═════ Supplied data ═════

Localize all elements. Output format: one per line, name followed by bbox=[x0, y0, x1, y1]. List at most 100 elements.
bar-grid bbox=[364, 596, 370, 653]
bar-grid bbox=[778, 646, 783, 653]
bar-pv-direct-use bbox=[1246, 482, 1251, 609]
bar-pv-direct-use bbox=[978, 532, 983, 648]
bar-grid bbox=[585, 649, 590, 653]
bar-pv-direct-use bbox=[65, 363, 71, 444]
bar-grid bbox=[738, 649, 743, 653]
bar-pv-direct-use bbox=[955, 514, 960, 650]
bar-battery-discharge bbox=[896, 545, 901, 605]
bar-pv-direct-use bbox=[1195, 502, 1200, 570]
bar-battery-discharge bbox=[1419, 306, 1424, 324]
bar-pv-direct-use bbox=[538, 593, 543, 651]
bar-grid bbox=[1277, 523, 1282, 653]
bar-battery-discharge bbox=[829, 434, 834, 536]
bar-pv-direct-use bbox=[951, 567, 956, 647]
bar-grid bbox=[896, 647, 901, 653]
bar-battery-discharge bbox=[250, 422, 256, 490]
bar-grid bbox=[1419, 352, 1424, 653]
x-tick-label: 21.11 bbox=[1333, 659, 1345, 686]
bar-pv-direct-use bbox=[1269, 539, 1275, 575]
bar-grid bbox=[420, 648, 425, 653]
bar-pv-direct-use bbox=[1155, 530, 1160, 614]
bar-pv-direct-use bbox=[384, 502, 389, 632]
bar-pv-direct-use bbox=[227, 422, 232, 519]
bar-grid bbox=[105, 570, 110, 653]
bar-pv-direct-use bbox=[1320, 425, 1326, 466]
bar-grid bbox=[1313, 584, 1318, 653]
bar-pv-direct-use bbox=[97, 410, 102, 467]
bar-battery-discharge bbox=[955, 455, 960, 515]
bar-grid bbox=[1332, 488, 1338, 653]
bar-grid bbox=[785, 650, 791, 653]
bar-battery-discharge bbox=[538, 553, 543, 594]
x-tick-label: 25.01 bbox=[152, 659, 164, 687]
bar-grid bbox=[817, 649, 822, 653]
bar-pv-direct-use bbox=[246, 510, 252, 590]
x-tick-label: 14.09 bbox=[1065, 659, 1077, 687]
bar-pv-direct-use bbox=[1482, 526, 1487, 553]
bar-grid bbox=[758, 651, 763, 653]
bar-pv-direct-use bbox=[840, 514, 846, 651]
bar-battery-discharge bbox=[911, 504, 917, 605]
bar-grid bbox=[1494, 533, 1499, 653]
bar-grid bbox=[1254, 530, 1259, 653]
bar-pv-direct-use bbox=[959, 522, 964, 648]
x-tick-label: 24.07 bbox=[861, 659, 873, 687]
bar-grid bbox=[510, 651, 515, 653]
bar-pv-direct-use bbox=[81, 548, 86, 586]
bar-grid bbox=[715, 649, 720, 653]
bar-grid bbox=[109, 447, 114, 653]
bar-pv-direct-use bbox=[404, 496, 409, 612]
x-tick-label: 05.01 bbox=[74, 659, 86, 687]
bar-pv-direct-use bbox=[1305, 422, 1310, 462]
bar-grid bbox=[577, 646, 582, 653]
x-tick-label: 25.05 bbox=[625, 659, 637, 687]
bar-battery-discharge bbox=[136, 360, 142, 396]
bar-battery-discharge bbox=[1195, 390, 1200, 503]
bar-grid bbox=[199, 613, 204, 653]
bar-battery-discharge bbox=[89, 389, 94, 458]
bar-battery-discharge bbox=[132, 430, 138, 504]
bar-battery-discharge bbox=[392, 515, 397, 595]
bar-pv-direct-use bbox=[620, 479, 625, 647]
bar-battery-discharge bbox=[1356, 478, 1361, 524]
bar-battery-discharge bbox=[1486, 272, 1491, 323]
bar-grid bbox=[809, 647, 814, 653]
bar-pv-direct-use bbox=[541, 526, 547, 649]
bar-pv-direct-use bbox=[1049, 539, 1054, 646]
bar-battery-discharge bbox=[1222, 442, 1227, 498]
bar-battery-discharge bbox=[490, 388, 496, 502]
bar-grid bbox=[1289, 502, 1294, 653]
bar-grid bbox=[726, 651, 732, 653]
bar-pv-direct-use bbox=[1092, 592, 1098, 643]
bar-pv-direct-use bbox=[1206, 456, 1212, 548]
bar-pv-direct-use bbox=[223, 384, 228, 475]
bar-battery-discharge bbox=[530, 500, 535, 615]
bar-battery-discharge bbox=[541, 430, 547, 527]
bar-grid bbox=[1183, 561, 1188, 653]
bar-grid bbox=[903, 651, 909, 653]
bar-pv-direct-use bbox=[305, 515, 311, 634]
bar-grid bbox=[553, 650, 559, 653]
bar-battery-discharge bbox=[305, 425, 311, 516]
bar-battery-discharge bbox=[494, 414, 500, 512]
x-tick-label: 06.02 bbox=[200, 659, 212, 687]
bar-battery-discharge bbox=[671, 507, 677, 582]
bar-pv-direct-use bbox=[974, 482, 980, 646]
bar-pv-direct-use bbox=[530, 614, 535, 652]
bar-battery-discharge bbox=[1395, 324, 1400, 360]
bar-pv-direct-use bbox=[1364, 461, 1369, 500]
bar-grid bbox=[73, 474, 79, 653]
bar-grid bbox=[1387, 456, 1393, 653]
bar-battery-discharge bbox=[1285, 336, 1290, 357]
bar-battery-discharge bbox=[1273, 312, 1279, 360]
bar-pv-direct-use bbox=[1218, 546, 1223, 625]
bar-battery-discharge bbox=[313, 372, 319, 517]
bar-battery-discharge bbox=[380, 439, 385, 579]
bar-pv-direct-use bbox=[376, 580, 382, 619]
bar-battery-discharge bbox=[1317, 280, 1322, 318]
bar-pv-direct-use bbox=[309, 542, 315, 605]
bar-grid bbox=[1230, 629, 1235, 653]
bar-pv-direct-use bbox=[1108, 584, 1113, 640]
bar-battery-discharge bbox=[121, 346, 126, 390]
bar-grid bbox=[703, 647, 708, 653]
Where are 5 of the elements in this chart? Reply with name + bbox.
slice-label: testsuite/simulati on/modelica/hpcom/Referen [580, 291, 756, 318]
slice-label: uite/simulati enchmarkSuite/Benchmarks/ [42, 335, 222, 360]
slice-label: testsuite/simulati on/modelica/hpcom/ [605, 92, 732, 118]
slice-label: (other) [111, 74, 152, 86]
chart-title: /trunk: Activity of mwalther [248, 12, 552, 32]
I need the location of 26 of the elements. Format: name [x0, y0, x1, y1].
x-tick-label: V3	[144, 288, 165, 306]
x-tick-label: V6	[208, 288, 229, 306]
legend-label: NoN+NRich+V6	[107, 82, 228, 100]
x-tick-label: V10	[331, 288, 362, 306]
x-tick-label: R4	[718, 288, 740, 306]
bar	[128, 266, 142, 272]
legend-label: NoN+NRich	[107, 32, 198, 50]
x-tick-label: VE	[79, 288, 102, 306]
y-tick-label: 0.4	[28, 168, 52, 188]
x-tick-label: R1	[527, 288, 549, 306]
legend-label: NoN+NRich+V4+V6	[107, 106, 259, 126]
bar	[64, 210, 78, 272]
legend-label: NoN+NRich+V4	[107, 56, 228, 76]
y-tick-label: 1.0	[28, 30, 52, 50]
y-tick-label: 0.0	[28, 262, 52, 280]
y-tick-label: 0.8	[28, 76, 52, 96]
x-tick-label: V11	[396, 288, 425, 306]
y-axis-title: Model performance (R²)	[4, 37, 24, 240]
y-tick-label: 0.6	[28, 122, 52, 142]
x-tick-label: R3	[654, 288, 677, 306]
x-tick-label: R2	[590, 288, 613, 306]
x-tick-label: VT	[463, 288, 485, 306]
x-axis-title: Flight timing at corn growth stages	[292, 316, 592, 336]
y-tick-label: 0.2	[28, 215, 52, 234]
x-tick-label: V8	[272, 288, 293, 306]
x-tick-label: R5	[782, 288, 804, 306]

═════

→ Instructions to follow
Collect every line in the entries above that contains the string "title", matching case exactly, and copy each of those lines out in full.

→ Answer for this exercise
chart-title: /trunk: Activity of mwalther [248, 12, 552, 32]
y-axis-title: Model performance (R²)	[4, 37, 24, 240]
x-axis-title: Flight timing at corn growth stages	[292, 316, 592, 336]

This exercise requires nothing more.